Your goal:
Write out each record again exactly as it stands.
--- START Task input ---
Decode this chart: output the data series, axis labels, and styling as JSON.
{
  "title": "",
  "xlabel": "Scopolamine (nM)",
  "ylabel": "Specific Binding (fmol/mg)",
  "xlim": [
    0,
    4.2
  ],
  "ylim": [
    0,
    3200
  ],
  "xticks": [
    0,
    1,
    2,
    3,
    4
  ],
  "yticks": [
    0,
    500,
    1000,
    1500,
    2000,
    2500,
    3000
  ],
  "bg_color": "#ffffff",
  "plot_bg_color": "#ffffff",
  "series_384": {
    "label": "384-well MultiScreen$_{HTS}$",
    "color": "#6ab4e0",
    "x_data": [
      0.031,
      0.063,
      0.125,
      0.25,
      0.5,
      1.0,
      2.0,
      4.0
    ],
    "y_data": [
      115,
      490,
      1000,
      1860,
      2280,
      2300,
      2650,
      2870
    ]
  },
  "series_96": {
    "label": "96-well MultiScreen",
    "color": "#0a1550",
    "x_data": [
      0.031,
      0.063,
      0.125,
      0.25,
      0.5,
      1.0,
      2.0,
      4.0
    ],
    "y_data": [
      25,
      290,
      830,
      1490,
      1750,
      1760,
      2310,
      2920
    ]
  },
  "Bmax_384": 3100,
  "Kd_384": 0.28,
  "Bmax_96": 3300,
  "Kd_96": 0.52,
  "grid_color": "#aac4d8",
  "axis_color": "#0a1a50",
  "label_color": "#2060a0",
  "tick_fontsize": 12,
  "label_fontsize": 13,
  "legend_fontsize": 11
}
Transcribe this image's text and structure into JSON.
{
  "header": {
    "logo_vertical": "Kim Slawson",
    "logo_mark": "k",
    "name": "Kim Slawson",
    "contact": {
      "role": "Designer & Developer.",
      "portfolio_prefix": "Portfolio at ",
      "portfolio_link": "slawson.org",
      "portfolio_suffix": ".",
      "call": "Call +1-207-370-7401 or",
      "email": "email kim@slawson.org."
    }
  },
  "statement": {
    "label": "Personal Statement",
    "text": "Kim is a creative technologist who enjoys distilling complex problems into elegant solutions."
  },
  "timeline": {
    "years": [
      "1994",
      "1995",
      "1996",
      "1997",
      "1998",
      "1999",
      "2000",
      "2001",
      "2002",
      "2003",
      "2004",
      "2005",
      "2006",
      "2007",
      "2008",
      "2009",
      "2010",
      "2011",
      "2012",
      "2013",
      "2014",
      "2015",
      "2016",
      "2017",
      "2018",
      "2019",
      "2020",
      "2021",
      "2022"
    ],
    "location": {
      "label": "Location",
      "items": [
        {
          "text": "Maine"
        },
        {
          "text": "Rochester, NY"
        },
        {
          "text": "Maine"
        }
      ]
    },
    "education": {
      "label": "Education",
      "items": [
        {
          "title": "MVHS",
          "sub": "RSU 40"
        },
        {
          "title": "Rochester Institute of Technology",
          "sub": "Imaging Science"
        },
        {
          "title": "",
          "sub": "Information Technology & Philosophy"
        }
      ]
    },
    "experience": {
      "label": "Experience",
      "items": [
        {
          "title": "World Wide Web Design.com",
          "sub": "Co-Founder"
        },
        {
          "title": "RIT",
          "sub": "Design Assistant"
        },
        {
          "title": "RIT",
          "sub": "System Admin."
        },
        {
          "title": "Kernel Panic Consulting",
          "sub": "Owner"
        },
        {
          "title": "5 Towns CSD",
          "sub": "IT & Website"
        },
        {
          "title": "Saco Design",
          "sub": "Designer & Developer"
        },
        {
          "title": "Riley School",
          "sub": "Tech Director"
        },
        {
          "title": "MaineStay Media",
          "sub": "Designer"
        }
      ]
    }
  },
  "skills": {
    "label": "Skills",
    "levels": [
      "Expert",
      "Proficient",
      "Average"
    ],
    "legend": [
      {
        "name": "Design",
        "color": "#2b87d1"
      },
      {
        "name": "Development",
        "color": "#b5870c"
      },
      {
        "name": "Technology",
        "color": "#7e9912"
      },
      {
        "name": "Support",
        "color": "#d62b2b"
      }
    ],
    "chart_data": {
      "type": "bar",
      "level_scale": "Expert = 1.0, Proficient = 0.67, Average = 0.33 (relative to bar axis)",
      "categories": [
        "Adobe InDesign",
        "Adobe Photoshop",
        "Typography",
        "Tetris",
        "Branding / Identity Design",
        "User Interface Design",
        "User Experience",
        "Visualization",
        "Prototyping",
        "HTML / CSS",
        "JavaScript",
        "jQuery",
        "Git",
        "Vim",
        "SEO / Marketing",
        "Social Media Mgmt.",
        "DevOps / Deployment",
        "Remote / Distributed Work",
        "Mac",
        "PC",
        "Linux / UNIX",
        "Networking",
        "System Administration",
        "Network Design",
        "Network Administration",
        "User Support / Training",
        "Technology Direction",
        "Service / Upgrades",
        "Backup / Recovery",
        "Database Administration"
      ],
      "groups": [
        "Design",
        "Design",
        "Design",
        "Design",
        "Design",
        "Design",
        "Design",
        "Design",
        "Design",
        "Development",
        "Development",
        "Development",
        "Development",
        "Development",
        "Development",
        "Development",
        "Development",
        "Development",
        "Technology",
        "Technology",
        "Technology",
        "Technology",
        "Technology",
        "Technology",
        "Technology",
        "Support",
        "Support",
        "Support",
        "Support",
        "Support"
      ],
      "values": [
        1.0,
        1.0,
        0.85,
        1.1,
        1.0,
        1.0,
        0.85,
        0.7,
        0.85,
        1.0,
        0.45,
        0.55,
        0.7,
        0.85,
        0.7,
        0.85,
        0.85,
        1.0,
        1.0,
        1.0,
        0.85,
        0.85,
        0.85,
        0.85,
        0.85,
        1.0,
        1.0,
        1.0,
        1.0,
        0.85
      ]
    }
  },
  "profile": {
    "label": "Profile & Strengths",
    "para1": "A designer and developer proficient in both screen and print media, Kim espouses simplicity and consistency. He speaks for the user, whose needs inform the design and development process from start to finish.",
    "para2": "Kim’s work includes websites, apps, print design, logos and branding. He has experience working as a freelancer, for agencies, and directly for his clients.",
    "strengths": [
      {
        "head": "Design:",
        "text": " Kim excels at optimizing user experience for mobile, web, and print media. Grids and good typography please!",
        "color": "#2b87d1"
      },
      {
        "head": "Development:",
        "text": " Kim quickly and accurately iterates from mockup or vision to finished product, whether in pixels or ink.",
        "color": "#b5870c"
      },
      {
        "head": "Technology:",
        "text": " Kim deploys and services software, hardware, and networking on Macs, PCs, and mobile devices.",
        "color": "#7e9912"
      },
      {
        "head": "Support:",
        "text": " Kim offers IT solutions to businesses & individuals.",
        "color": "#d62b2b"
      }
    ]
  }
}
--- END Task input ---
Full answer:
Decode this chart: output the data series, axis labels, and styling as JSON.
{
  "title": "",
  "xlabel": "Scopolamine (nM)",
  "ylabel": "Specific Binding (fmol/mg)",
  "xlim": [
    0,
    4.2
  ],
  "ylim": [
    0,
    3200
  ],
  "xticks": [
    0,
    1,
    2,
    3,
    4
  ],
  "yticks": [
    0,
    500,
    1000,
    1500,
    2000,
    2500,
    3000
  ],
  "bg_color": "#ffffff",
  "plot_bg_color": "#ffffff",
  "series_384": {
    "label": "384-well MultiScreen$_{HTS}$",
    "color": "#6ab4e0",
    "x_data": [
      0.031,
      0.063,
      0.125,
      0.25,
      0.5,
      1.0,
      2.0,
      4.0
    ],
    "y_data": [
      115,
      490,
      1000,
      1860,
      2280,
      2300,
      2650,
      2870
    ]
  },
  "series_96": {
    "label": "96-well MultiScreen",
    "color": "#0a1550",
    "x_data": [
      0.031,
      0.063,
      0.125,
      0.25,
      0.5,
      1.0,
      2.0,
      4.0
    ],
    "y_data": [
      25,
      290,
      830,
      1490,
      1750,
      1760,
      2310,
      2920
    ]
  },
  "Bmax_384": 3100,
  "Kd_384": 0.28,
  "Bmax_96": 3300,
  "Kd_96": 0.52,
  "grid_color": "#aac4d8",
  "axis_color": "#0a1a50",
  "label_color": "#2060a0",
  "tick_fontsize": 12,
  "label_fontsize": 13,
  "legend_fontsize": 11
}
Transcribe this image's text and structure into JSON.
{
  "header": {
    "logo_vertical": "Kim Slawson",
    "logo_mark": "k",
    "name": "Kim Slawson",
    "contact": {
      "role": "Designer & Developer.",
      "portfolio_prefix": "Portfolio at ",
      "portfolio_link": "slawson.org",
      "portfolio_suffix": ".",
      "call": "Call +1-207-370-7401 or",
      "email": "email kim@slawson.org."
    }
  },
  "statement": {
    "label": "Personal Statement",
    "text": "Kim is a creative technologist who enjoys distilling complex problems into elegant solutions."
  },
  "timeline": {
    "years": [
      "1994",
      "1995",
      "1996",
      "1997",
      "1998",
      "1999",
      "2000",
      "2001",
      "2002",
      "2003",
      "2004",
      "2005",
      "2006",
      "2007",
      "2008",
      "2009",
      "2010",
      "2011",
      "2012",
      "2013",
      "2014",
      "2015",
      "2016",
      "2017",
      "2018",
      "2019",
      "2020",
      "2021",
      "2022"
    ],
    "location": {
      "label": "Location",
      "items": [
        {
          "text": "Maine"
        },
        {
          "text": "Rochester, NY"
        },
        {
          "text": "Maine"
        }
      ]
    },
    "education": {
      "label": "Education",
      "items": [
        {
          "title": "MVHS",
          "sub": "RSU 40"
        },
        {
          "title": "Rochester Institute of Technology",
          "sub": "Imaging Science"
        },
        {
          "title": "",
          "sub": "Information Technology & Philosophy"
        }
      ]
    },
    "experience": {
      "label": "Experience",
      "items": [
        {
          "title": "World Wide Web Design.com",
          "sub": "Co-Founder"
        },
        {
          "title": "RIT",
          "sub": "Design Assistant"
        },
        {
          "title": "RIT",
          "sub": "System Admin."
        },
        {
          "title": "Kernel Panic Consulting",
          "sub": "Owner"
        },
        {
          "title": "5 Towns CSD",
          "sub": "IT & Website"
        },
        {
          "title": "Saco Design",
          "sub": "Designer & Developer"
        },
        {
          "title": "Riley School",
          "sub": "Tech Director"
        },
        {
          "title": "MaineStay Media",
          "sub": "Designer"
        }
      ]
    }
  },
  "skills": {
    "label": "Skills",
    "levels": [
      "Expert",
      "Proficient",
      "Average"
    ],
    "legend": [
      {
        "name": "Design",
        "color": "#2b87d1"
      },
      {
        "name": "Development",
        "color": "#b5870c"
      },
      {
        "name": "Technology",
        "color": "#7e9912"
      },
      {
        "name": "Support",
        "color": "#d62b2b"
      }
    ],
    "chart_data": {
      "type": "bar",
      "level_scale": "Expert = 1.0, Proficient = 0.67, Average = 0.33 (relative to bar axis)",
      "categories": [
        "Adobe InDesign",
        "Adobe Photoshop",
        "Typography",
        "Tetris",
        "Branding / Identity Design",
        "User Interface Design",
        "User Experience",
        "Visualization",
        "Prototyping",
        "HTML / CSS",
        "JavaScript",
        "jQuery",
        "Git",
        "Vim",
        "SEO / Marketing",
        "Social Media Mgmt.",
        "DevOps / Deployment",
        "Remote / Distributed Work",
        "Mac",
        "PC",
        "Linux / UNIX",
        "Networking",
        "System Administration",
        "Network Design",
        "Network Administration",
        "User Support / Training",
        "Technology Direction",
        "Service / Upgrades",
        "Backup / Recovery",
        "Database Administration"
      ],
      "groups": [
        "Design",
        "Design",
        "Design",
        "Design",
        "Design",
        "Design",
        "Design",
        "Design",
        "Design",
        "Development",
        "Development",
        "Development",
        "Development",
        "Development",
        "Development",
        "Development",
        "Development",
        "Development",
        "Technology",
        "Technology",
        "Technology",
        "Technology",
        "Technology",
        "Technology",
        "Technology",
        "Support",
        "Support",
        "Support",
        "Support",
        "Support"
      ],
      "values": [
        1.0,
        1.0,
        0.85,
        1.1,
        1.0,
        1.0,
        0.85,
        0.7,
        0.85,
        1.0,
        0.45,
        0.55,
        0.7,
        0.85,
        0.7,
        0.85,
        0.85,
        1.0,
        1.0,
        1.0,
        0.85,
        0.85,
        0.85,
        0.85,
        0.85,
        1.0,
        1.0,
        1.0,
        1.0,
        0.85
      ]
    }
  },
  "profile": {
    "label": "Profile & Strengths",
    "para1": "A designer and developer proficient in both screen and print media, Kim espouses simplicity and consistency. He speaks for the user, whose needs inform the design and development process from start to finish.",
    "para2": "Kim’s work includes websites, apps, print design, logos and branding. He has experience working as a freelancer, for agencies, and directly for his clients.",
    "strengths": [
      {
        "head": "Design:",
        "text": " Kim excels at optimizing user experience for mobile, web, and print media. Grids and good typography please!",
        "color": "#2b87d1"
      },
      {
        "head": "Development:",
        "text": " Kim quickly and accurately iterates from mockup or vision to finished product, whether in pixels or ink.",
        "color": "#b5870c"
      },
      {
        "head": "Technology:",
        "text": " Kim deploys and services software, hardware, and networking on Macs, PCs, and mobile devices.",
        "color": "#7e9912"
      },
      {
        "head": "Support:",
        "text": " Kim offers IT solutions to businesses & individuals.",
        "color": "#d62b2b"
      }
    ]
  }
}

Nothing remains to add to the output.